> _Problem requirements_: Copy each record exactly as it reads, leaving out any pictures it holds.

--- start of Raw data ---

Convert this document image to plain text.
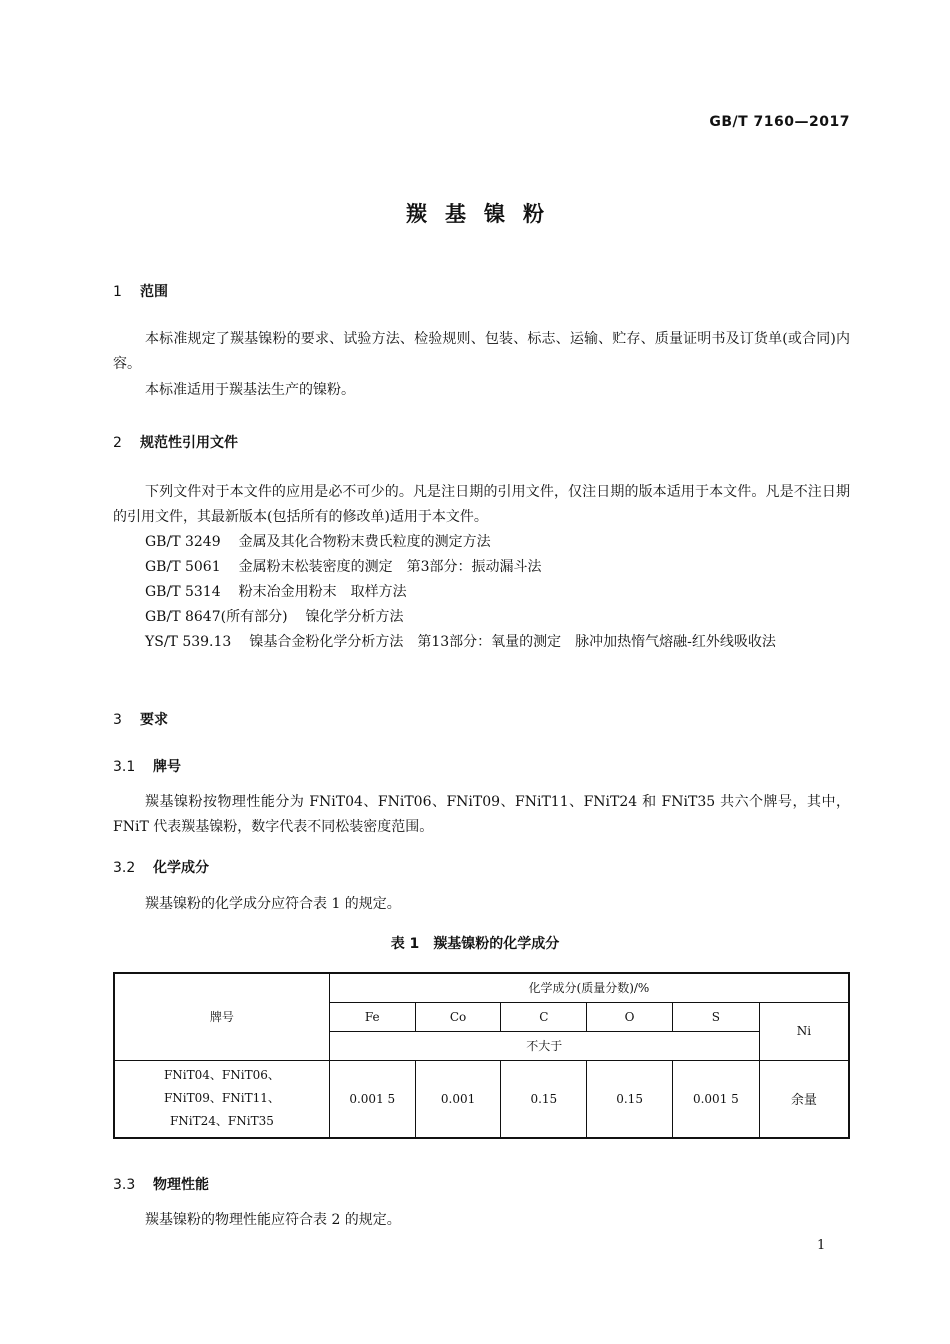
GB/T 7160—2017
羰基镍粉
1 范围
本标准规定了羰基镍粉的要求、试验方法、检验规则、包装、标志、运输、贮存、质量证明书及订货单(或合同)内容。
本标准适用于羰基法生产的镍粉。
2 规范性引用文件
下列文件对于本文件的应用是必不可少的。凡是注日期的引用文件，仅注日期的版本适用于本文件。凡是不注日期的引用文件，其最新版本(包括所有的修改单)适用于本文件。
GB/T 3249 金属及其化合物粉末费氏粒度的测定方法
GB/T 5061 金属粉末松装密度的测定　第3部分：振动漏斗法
GB/T 5314 粉末冶金用粉末　取样方法
GB/T 8647(所有部分) 镍化学分析方法
YS/T 539.13 镍基合金粉化学分析方法　第13部分：氧量的测定　脉冲加热惰气熔融-红外线吸收法
3 要求
3.1 牌号
羰基镍粉按物理性能分为 FNiT04、FNiT06、FNiT09、FNiT11、FNiT24 和 FNiT35 共六个牌号，其中，FNiT 代表羰基镍粉，数字代表不同松装密度范围。
3.2 化学成分
羰基镍粉的化学成分应符合表 1 的规定。
表 1 羰基镍粉的化学成分
牌号	化学成分(质量分数)/%					
	Fe	Co	C	O	S	Ni
	不大于					

FNiT04、FNiT06、
FNiT09、FNiT11、
FNiT24、FNiT35	0.001 5	0.001	0.15	0.15	0.001 5	余量
3.3 物理性能
羰基镍粉的物理性能应符合表 2 的规定。
1
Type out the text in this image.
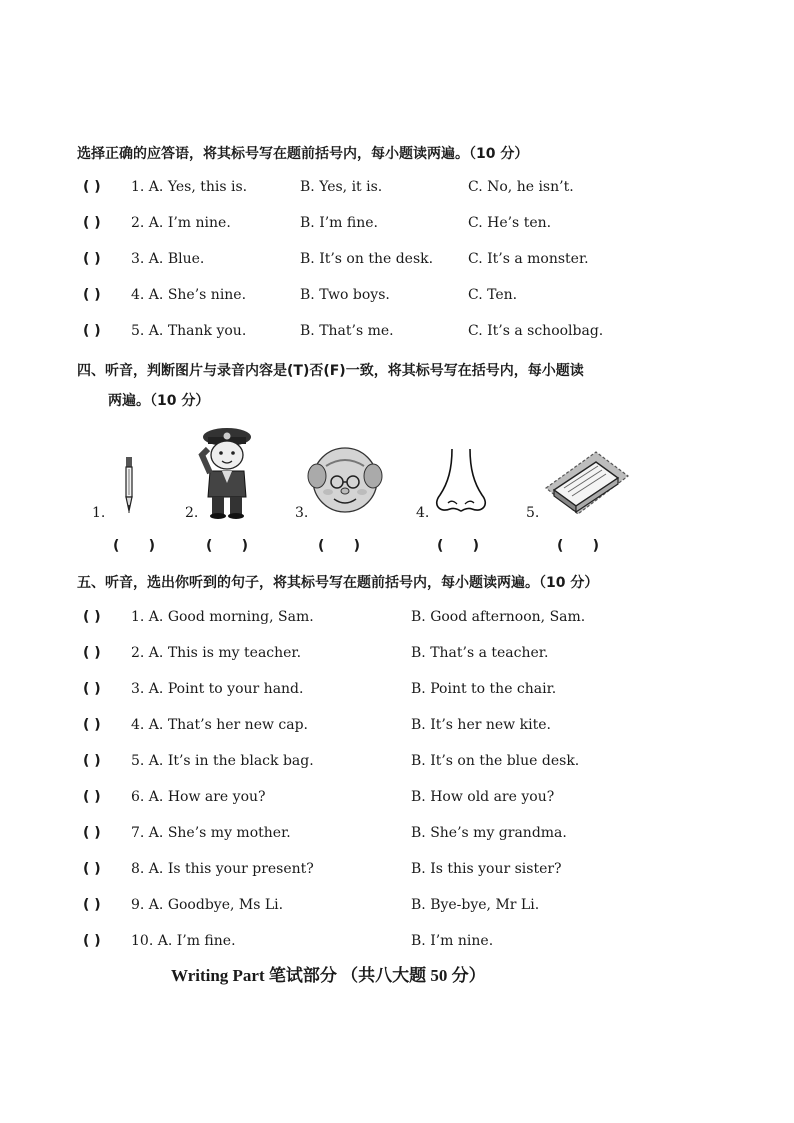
选择正确的应答语，将其标号写在题前括号内，每小题读两遍。（10 分）
( ) 1. A. Yes, this is.	B. Yes, it is.	C. No, he isn’t.
( ) 2. A. I’m nine.	B. I’m fine.	C. He’s ten.
( ) 3. A. Blue.	B. It’s on the desk. C. It’s a monster.
( ) 4. A. She’s nine.	B. Two boys.	C. Ten.
( ) 5. A. Thank you.	B. That’s me.	C. It’s a schoolbag.
四、听音，判断图片与录音内容是(T)否(F)一致，将其标号写在括号内，每小题读
两遍。（10 分）
1.
(      )
2.
(      )
3.
(      )
4.
(      )
5.
(      )
五、听音，选出你听到的句子，将其标号写在题前括号内，每小题读两遍。（10 分）
( ) 1. A. Good morning, Sam.	B. Good afternoon, Sam.
( ) 2. A. This is my teacher.	B. That’s a teacher.
( ) 3. A. Point to your hand.	B. Point to the chair.
( ) 4. A. That’s her new cap.	B. It’s her new kite.
( ) 5. A. It’s in the black bag.	B. It’s on the blue desk.
( ) 6. A. How are you?	B. How old are you?
( ) 7. A. She’s my mother.	B. She’s my grandma.
( ) 8. A. Is this your present?	B. Is this your sister?
( ) 9. A. Goodbye, Ms Li.	B. Bye-bye, Mr Li.
( ) 10. A. I’m fine.	B. I’m nine.
Writing Part 笔试部分 （共八大题 50 分）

--- end of Raw data ---

> _Exercise response_:
Convert this document image to plain text.
GB/T 7160—2017
羰基镍粉
1 范围
本标准规定了羰基镍粉的要求、试验方法、检验规则、包装、标志、运输、贮存、质量证明书及订货单(或合同)内容。
本标准适用于羰基法生产的镍粉。
2 规范性引用文件
下列文件对于本文件的应用是必不可少的。凡是注日期的引用文件，仅注日期的版本适用于本文件。凡是不注日期的引用文件，其最新版本(包括所有的修改单)适用于本文件。
GB/T 3249 金属及其化合物粉末费氏粒度的测定方法
GB/T 5061 金属粉末松装密度的测定　第3部分：振动漏斗法
GB/T 5314 粉末冶金用粉末　取样方法
GB/T 8647(所有部分) 镍化学分析方法
YS/T 539.13 镍基合金粉化学分析方法　第13部分：氧量的测定　脉冲加热惰气熔融-红外线吸收法
3 要求
3.1 牌号
羰基镍粉按物理性能分为 FNiT04、FNiT06、FNiT09、FNiT11、FNiT24 和 FNiT35 共六个牌号，其中，FNiT 代表羰基镍粉，数字代表不同松装密度范围。
3.2 化学成分
羰基镍粉的化学成分应符合表 1 的规定。
表 1 羰基镍粉的化学成分
牌号	化学成分(质量分数)/%					
	Fe	Co	C	O	S	Ni
	不大于					

FNiT04、FNiT06、
FNiT09、FNiT11、
FNiT24、FNiT35	0.001 5	0.001	0.15	0.15	0.001 5	余量
3.3 物理性能
羰基镍粉的物理性能应符合表 2 的规定。
1
Type out the text in this image.
选择正确的应答语，将其标号写在题前括号内，每小题读两遍。（10 分）
( ) 1. A. Yes, this is.	B. Yes, it is.	C. No, he isn’t.
( ) 2. A. I’m nine.	B. I’m fine.	C. He’s ten.
( ) 3. A. Blue.	B. It’s on the desk. C. It’s a monster.
( ) 4. A. She’s nine.	B. Two boys.	C. Ten.
( ) 5. A. Thank you.	B. That’s me.	C. It’s a schoolbag.
四、听音，判断图片与录音内容是(T)否(F)一致，将其标号写在括号内，每小题读
两遍。（10 分）
1.
(      )
2.
(      )
3.
(      )
4.
(      )
5.
(      )
五、听音，选出你听到的句子，将其标号写在题前括号内，每小题读两遍。（10 分）
( ) 1. A. Good morning, Sam.	B. Good afternoon, Sam.
( ) 2. A. This is my teacher.	B. That’s a teacher.
( ) 3. A. Point to your hand.	B. Point to the chair.
( ) 4. A. That’s her new cap.	B. It’s her new kite.
( ) 5. A. It’s in the black bag.	B. It’s on the blue desk.
( ) 6. A. How are you?	B. How old are you?
( ) 7. A. She’s my mother.	B. She’s my grandma.
( ) 8. A. Is this your present?	B. Is this your sister?
( ) 9. A. Goodbye, Ms Li.	B. Bye-bye, Mr Li.
( ) 10. A. I’m fine.	B. I’m nine.
Writing Part 笔试部分 （共八大题 50 分）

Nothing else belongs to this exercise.